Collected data
+-------+

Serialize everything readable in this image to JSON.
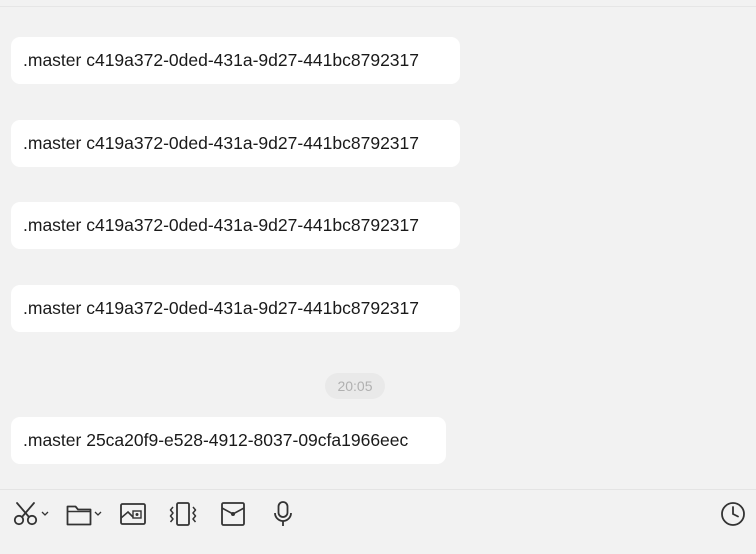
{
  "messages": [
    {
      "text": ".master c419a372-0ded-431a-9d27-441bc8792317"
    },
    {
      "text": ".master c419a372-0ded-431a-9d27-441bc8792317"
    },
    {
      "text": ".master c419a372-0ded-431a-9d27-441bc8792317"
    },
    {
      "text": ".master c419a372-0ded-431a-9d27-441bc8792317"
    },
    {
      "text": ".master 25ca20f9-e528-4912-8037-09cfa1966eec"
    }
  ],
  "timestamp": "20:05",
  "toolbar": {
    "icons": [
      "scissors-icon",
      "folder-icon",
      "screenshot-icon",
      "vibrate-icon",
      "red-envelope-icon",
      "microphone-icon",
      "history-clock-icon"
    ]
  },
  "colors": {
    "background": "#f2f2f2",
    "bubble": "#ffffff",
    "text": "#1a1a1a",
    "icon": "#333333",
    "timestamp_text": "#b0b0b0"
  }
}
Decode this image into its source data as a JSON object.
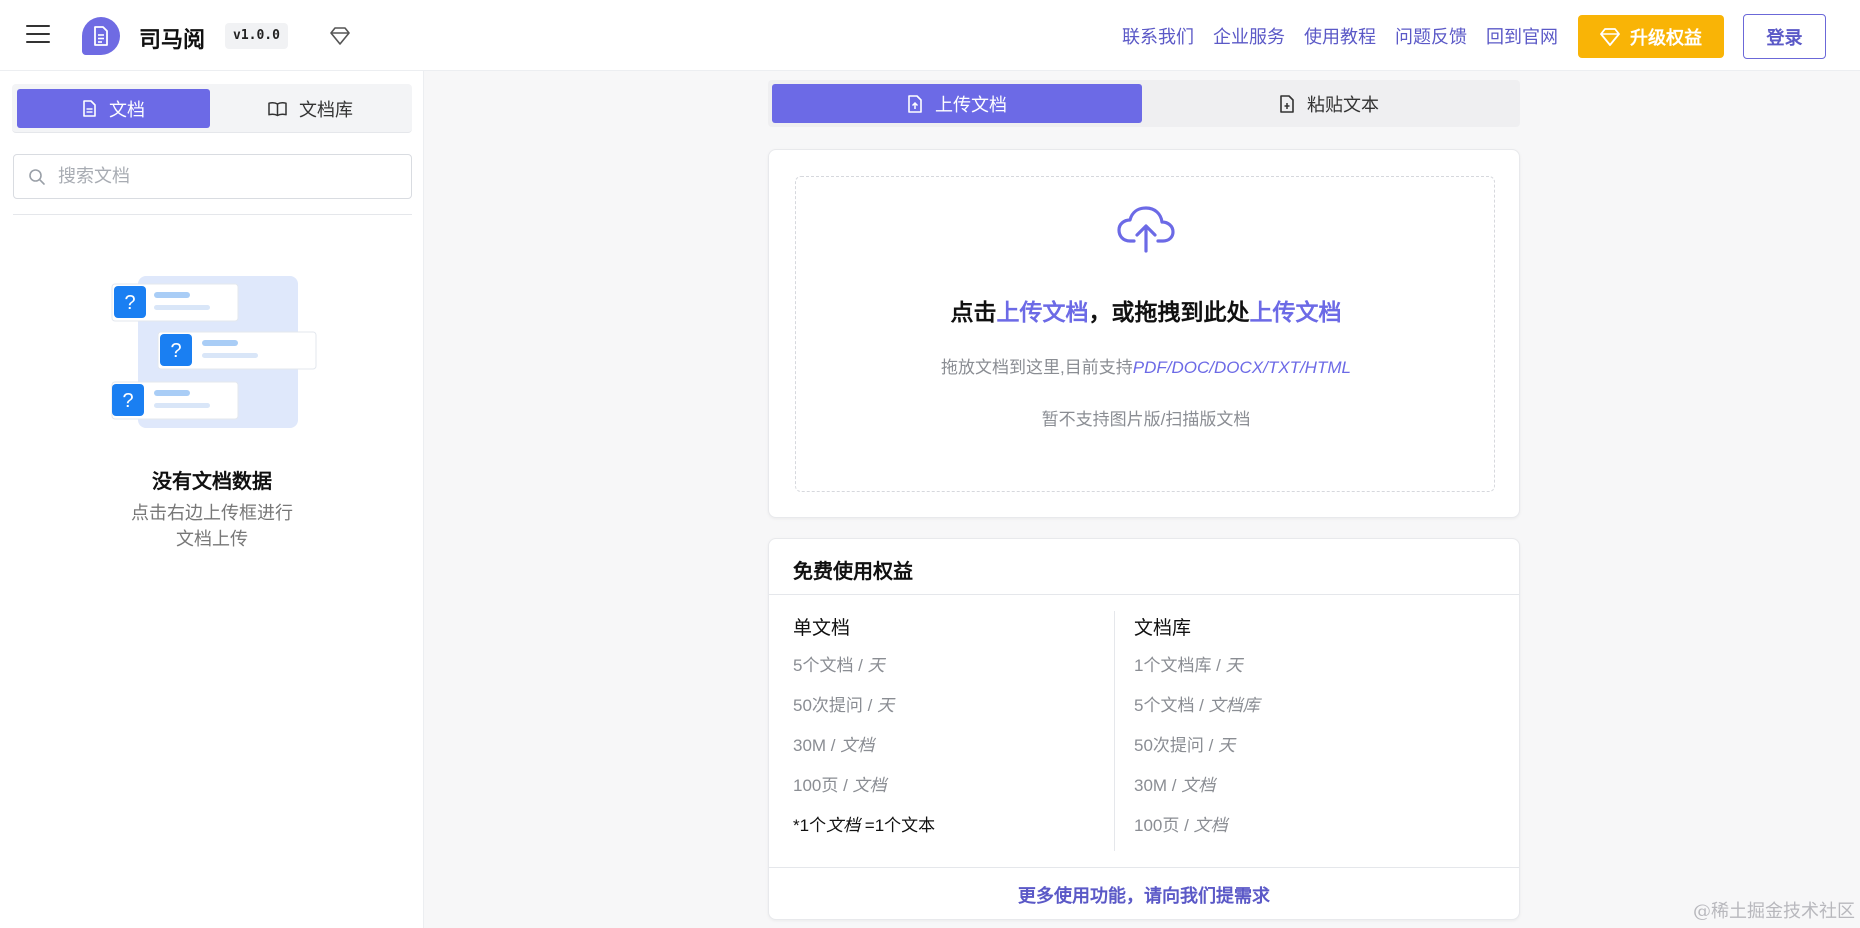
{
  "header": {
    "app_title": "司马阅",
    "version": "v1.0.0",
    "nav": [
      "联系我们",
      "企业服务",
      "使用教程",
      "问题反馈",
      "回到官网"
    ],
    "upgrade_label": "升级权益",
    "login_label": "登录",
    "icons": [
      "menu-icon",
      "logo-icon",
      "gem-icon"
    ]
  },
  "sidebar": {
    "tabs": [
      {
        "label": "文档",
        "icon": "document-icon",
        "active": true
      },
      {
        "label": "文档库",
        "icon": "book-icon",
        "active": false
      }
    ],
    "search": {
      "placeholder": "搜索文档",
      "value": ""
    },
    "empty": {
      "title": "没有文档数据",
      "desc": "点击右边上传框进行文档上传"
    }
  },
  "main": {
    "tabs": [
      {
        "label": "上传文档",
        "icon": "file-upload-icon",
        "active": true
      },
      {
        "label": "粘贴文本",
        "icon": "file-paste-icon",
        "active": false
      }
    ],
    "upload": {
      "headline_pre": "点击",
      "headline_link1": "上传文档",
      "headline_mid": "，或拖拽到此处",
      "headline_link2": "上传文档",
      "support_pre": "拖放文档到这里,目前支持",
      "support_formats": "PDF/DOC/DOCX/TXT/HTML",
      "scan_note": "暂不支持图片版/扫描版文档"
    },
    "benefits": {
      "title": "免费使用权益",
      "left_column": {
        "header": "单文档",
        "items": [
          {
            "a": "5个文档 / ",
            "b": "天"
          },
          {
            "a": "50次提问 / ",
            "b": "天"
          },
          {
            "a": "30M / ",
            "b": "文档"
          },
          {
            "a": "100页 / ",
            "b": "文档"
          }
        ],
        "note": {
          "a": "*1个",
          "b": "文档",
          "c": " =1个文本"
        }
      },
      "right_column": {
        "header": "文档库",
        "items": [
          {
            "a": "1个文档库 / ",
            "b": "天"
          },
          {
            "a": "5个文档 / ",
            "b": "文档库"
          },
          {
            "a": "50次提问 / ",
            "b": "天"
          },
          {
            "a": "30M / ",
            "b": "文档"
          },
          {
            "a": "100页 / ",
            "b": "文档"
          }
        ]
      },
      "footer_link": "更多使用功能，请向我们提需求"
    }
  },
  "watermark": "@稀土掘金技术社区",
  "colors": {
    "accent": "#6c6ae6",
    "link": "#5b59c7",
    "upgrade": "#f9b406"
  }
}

+-------+

*Job*
Extract the full listing exactly, with the pictures left out.

*In response*
Serialize everything readable in this image to JSON.
{
  "messages": [
    {
      "text": ".master c419a372-0ded-431a-9d27-441bc8792317"
    },
    {
      "text": ".master c419a372-0ded-431a-9d27-441bc8792317"
    },
    {
      "text": ".master c419a372-0ded-431a-9d27-441bc8792317"
    },
    {
      "text": ".master c419a372-0ded-431a-9d27-441bc8792317"
    },
    {
      "text": ".master 25ca20f9-e528-4912-8037-09cfa1966eec"
    }
  ],
  "timestamp": "20:05",
  "toolbar": {
    "icons": [
      "scissors-icon",
      "folder-icon",
      "screenshot-icon",
      "vibrate-icon",
      "red-envelope-icon",
      "microphone-icon",
      "history-clock-icon"
    ]
  },
  "colors": {
    "background": "#f2f2f2",
    "bubble": "#ffffff",
    "text": "#1a1a1a",
    "icon": "#333333",
    "timestamp_text": "#b0b0b0"
  }
}
Decode this image into its source data as a JSON object.
{
  "header": {
    "app_title": "司马阅",
    "version": "v1.0.0",
    "nav": [
      "联系我们",
      "企业服务",
      "使用教程",
      "问题反馈",
      "回到官网"
    ],
    "upgrade_label": "升级权益",
    "login_label": "登录",
    "icons": [
      "menu-icon",
      "logo-icon",
      "gem-icon"
    ]
  },
  "sidebar": {
    "tabs": [
      {
        "label": "文档",
        "icon": "document-icon",
        "active": true
      },
      {
        "label": "文档库",
        "icon": "book-icon",
        "active": false
      }
    ],
    "search": {
      "placeholder": "搜索文档",
      "value": ""
    },
    "empty": {
      "title": "没有文档数据",
      "desc": "点击右边上传框进行文档上传"
    }
  },
  "main": {
    "tabs": [
      {
        "label": "上传文档",
        "icon": "file-upload-icon",
        "active": true
      },
      {
        "label": "粘贴文本",
        "icon": "file-paste-icon",
        "active": false
      }
    ],
    "upload": {
      "headline_pre": "点击",
      "headline_link1": "上传文档",
      "headline_mid": "，或拖拽到此处",
      "headline_link2": "上传文档",
      "support_pre": "拖放文档到这里,目前支持",
      "support_formats": "PDF/DOC/DOCX/TXT/HTML",
      "scan_note": "暂不支持图片版/扫描版文档"
    },
    "benefits": {
      "title": "免费使用权益",
      "left_column": {
        "header": "单文档",
        "items": [
          {
            "a": "5个文档 / ",
            "b": "天"
          },
          {
            "a": "50次提问 / ",
            "b": "天"
          },
          {
            "a": "30M / ",
            "b": "文档"
          },
          {
            "a": "100页 / ",
            "b": "文档"
          }
        ],
        "note": {
          "a": "*1个",
          "b": "文档",
          "c": " =1个文本"
        }
      },
      "right_column": {
        "header": "文档库",
        "items": [
          {
            "a": "1个文档库 / ",
            "b": "天"
          },
          {
            "a": "5个文档 / ",
            "b": "文档库"
          },
          {
            "a": "50次提问 / ",
            "b": "天"
          },
          {
            "a": "30M / ",
            "b": "文档"
          },
          {
            "a": "100页 / ",
            "b": "文档"
          }
        ]
      },
      "footer_link": "更多使用功能，请向我们提需求"
    }
  },
  "watermark": "@稀土掘金技术社区",
  "colors": {
    "accent": "#6c6ae6",
    "link": "#5b59c7",
    "upgrade": "#f9b406"
  }
}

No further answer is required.